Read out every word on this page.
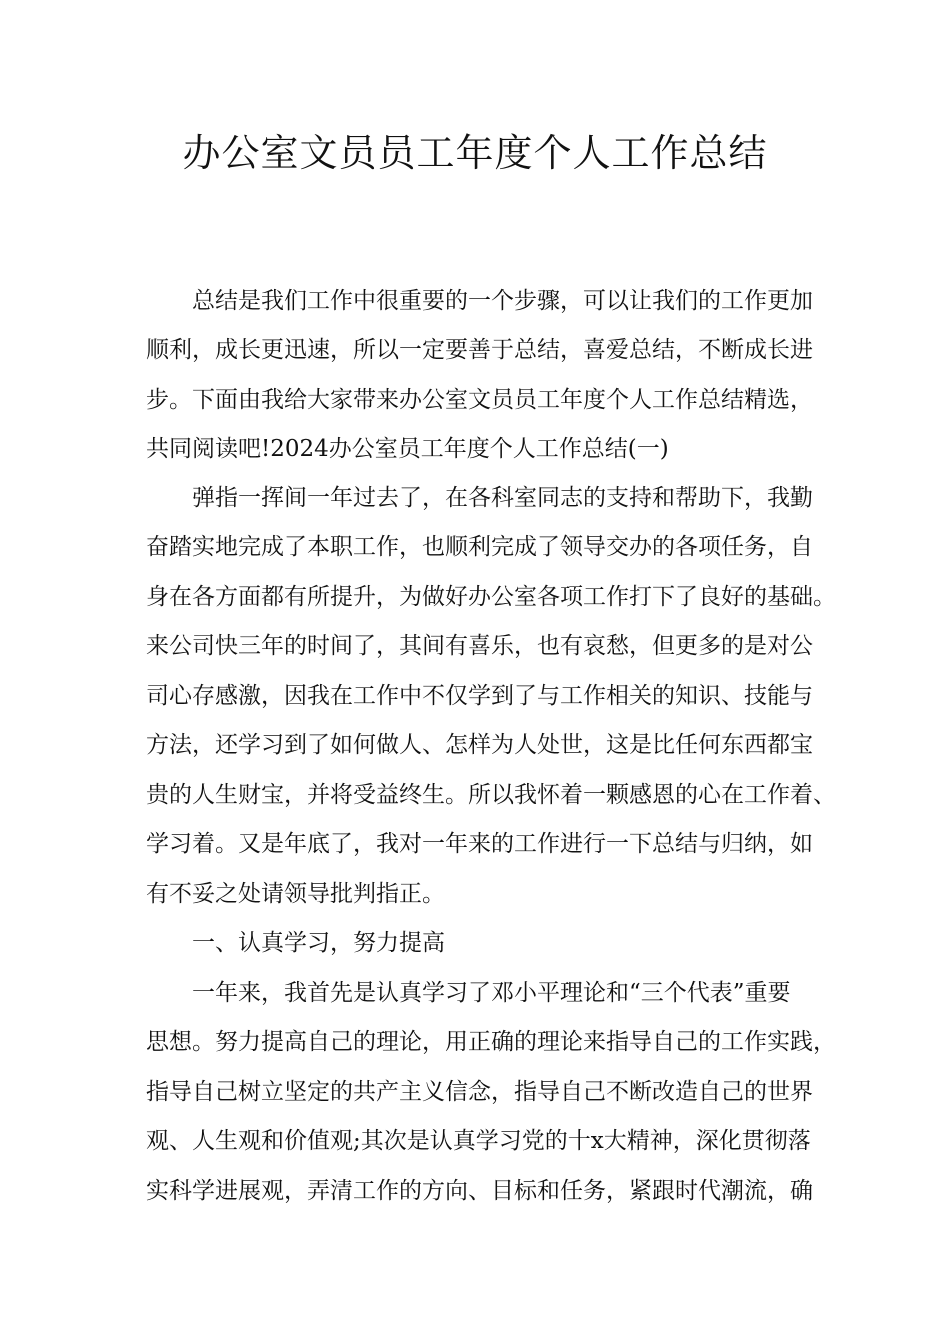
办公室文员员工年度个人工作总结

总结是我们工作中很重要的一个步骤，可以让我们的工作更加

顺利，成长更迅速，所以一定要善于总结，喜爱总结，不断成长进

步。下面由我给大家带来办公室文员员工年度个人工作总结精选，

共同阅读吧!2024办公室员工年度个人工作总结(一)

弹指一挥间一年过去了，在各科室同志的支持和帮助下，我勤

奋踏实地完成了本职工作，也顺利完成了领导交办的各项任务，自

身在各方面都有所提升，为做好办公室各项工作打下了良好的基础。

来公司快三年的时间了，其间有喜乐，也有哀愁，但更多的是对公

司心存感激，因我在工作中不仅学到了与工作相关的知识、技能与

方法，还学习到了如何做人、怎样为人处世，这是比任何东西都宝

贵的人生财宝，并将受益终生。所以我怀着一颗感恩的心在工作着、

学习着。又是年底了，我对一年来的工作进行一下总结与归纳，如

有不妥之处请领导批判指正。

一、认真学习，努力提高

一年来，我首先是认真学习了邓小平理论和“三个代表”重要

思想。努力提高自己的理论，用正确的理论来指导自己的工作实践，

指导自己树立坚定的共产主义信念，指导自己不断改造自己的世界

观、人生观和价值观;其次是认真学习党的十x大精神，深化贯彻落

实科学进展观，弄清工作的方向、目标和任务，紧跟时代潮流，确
...
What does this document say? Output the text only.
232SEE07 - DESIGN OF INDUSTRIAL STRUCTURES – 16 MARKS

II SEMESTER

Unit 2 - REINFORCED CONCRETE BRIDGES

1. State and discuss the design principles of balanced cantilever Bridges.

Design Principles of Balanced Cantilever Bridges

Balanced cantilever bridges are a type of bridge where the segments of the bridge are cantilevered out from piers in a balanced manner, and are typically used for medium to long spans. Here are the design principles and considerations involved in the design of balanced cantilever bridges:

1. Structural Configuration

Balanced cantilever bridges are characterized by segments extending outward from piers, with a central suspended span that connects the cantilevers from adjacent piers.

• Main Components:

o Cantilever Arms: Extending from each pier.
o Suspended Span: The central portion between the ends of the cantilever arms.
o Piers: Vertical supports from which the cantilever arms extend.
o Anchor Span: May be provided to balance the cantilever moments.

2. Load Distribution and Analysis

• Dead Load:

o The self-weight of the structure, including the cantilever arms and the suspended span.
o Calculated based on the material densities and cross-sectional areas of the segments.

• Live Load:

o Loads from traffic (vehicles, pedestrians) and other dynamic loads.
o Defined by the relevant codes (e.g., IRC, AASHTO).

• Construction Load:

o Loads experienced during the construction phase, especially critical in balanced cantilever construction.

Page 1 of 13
---
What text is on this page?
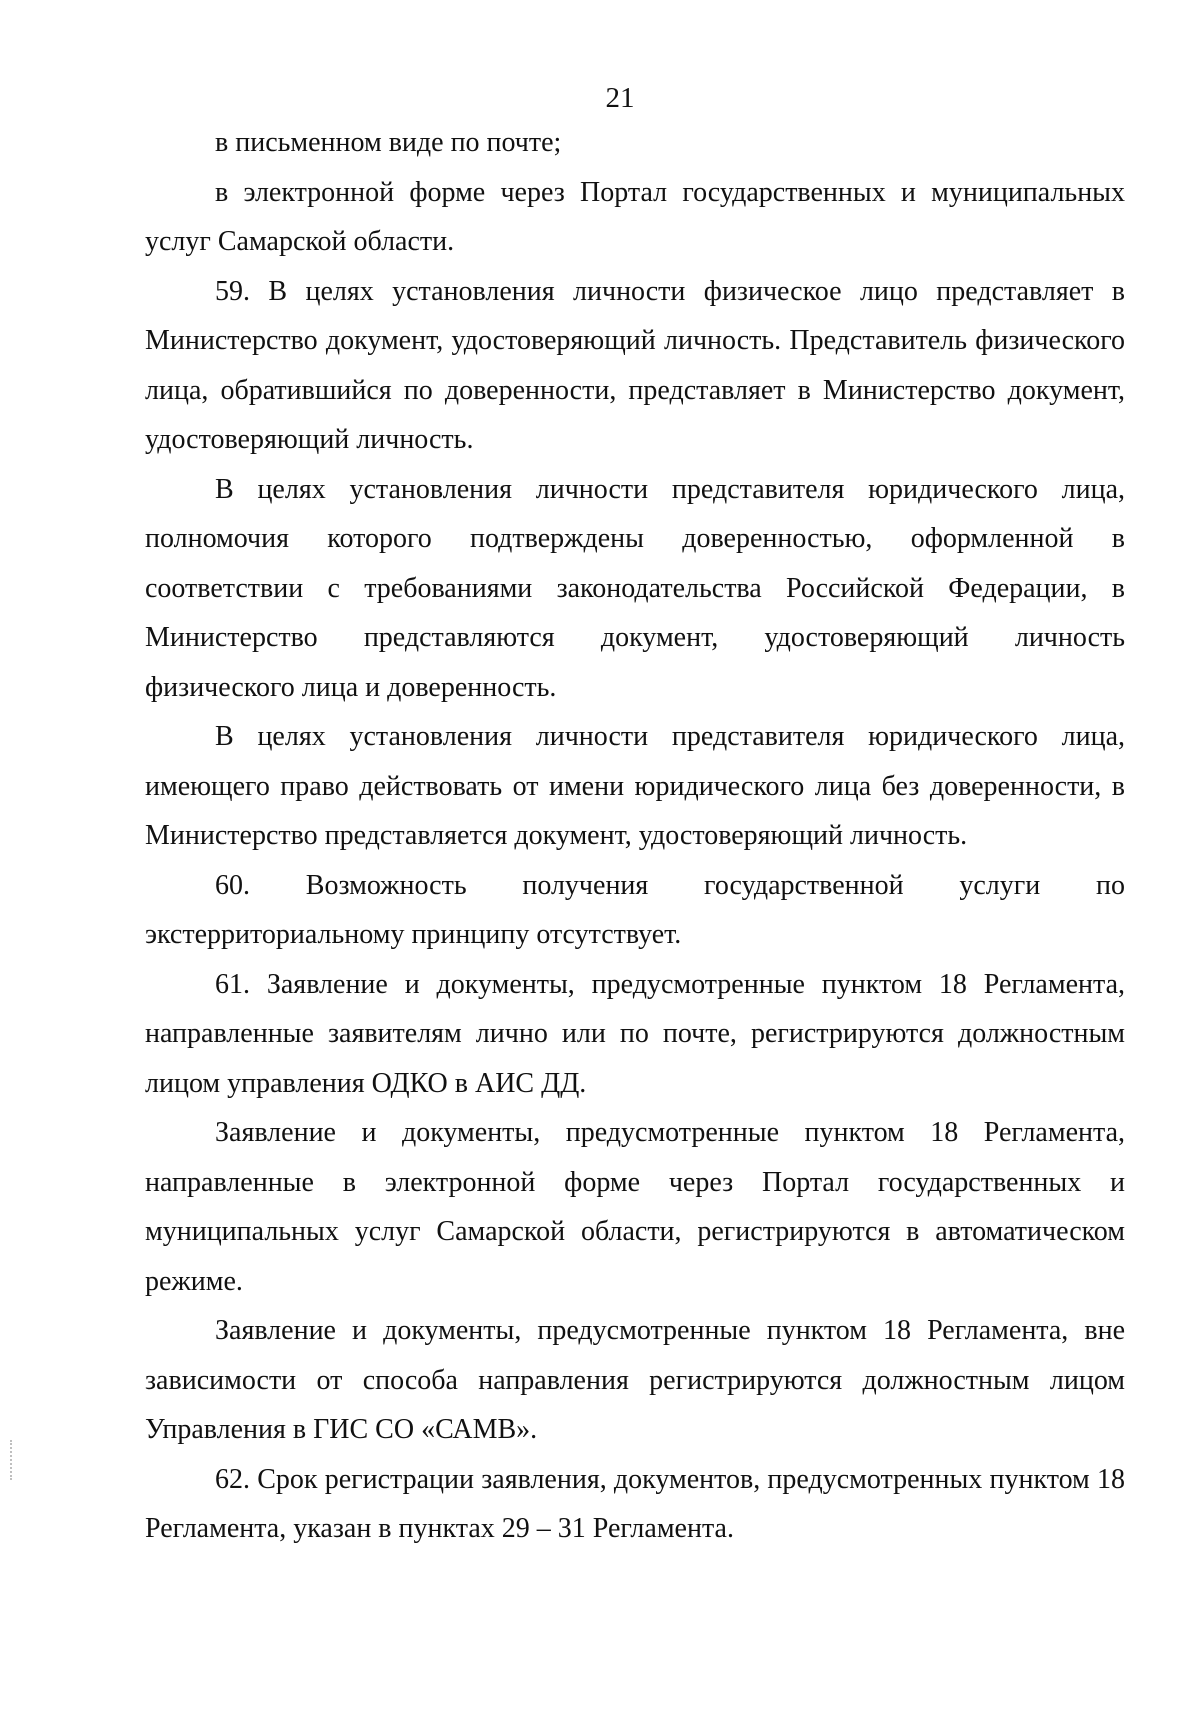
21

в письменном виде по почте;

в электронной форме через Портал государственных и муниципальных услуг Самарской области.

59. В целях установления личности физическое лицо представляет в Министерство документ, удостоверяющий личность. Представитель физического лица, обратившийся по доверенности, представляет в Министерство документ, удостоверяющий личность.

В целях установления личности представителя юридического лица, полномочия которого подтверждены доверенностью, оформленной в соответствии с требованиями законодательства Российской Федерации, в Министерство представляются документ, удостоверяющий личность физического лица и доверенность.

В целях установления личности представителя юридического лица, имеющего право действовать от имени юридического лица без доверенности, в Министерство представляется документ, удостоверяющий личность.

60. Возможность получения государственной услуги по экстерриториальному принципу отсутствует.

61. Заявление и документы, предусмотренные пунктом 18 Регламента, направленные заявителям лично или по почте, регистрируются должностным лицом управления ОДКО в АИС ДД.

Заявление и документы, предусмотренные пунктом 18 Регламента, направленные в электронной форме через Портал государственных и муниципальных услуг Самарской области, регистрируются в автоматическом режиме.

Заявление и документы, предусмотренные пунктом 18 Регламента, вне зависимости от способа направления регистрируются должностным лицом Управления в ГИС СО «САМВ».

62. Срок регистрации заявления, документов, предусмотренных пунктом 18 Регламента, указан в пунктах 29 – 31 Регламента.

Work required - Give the number of lines in the entries that hold the word "представителя", and nothing else.

Task result - 2